— start —

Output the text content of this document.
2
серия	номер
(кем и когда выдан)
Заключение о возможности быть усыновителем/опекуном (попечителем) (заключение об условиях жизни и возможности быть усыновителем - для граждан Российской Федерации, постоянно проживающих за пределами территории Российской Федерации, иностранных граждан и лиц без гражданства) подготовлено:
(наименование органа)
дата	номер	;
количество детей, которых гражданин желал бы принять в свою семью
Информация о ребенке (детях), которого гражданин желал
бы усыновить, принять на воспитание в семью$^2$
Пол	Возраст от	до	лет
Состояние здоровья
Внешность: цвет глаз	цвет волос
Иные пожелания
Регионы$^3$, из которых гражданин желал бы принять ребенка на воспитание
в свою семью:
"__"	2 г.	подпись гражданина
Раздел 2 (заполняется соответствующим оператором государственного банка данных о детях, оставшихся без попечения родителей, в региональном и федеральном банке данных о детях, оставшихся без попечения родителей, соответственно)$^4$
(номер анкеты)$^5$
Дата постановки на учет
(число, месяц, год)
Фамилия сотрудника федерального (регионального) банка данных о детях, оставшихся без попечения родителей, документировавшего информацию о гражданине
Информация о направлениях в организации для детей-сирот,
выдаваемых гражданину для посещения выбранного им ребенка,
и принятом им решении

— end —
— start —

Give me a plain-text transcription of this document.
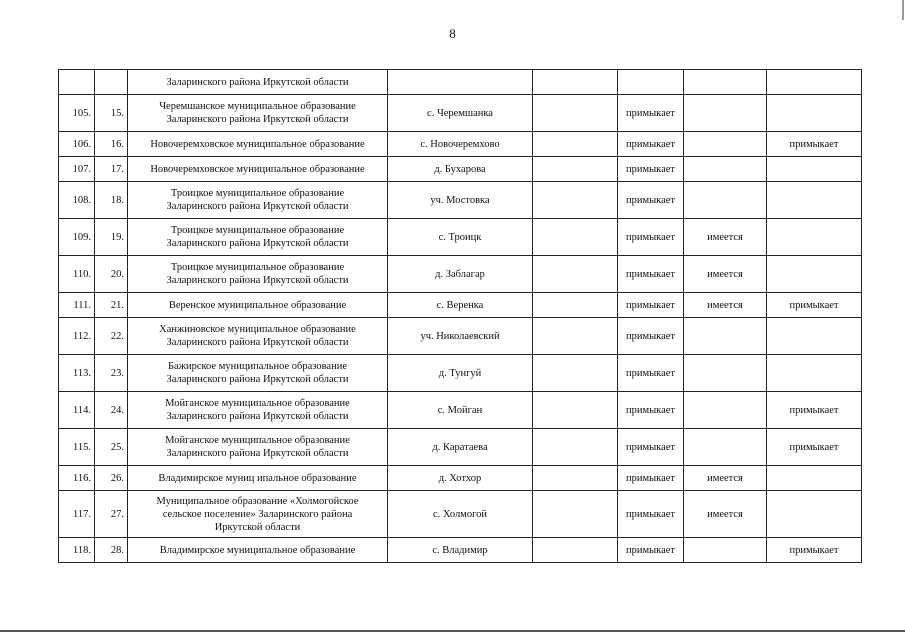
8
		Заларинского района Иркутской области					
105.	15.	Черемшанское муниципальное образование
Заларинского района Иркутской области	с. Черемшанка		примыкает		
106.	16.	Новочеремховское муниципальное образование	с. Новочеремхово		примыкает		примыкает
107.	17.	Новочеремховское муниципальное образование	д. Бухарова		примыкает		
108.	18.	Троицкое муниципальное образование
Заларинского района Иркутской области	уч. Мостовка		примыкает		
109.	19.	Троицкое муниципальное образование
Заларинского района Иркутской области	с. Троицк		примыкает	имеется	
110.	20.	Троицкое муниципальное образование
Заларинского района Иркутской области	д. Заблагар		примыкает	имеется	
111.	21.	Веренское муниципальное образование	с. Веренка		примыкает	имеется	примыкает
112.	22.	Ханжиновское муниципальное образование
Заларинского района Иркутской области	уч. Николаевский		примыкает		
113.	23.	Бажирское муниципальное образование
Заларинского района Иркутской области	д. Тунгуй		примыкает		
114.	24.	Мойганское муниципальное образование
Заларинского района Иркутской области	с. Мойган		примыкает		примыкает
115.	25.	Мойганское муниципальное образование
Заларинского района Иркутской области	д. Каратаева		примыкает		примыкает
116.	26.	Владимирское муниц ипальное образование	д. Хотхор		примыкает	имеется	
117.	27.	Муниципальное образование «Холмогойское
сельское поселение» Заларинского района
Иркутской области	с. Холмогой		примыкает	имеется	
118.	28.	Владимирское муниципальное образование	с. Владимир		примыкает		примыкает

— end —

▶ [What the task asks]:
Where does the word "оставшихся" appear in the listing? List each line that holds it.

▶ [Task answer]:
Раздел 2 (заполняется соответствующим оператором государственного банка данных о детях, оставшихся без попечения родителей, в региональном и федеральном банке данных о детях, оставшихся без попечения родителей, соответственно)$^4$
Фамилия сотрудника федерального (регионального) банка данных о детях, оставшихся без попечения родителей, документировавшего информацию о гражданине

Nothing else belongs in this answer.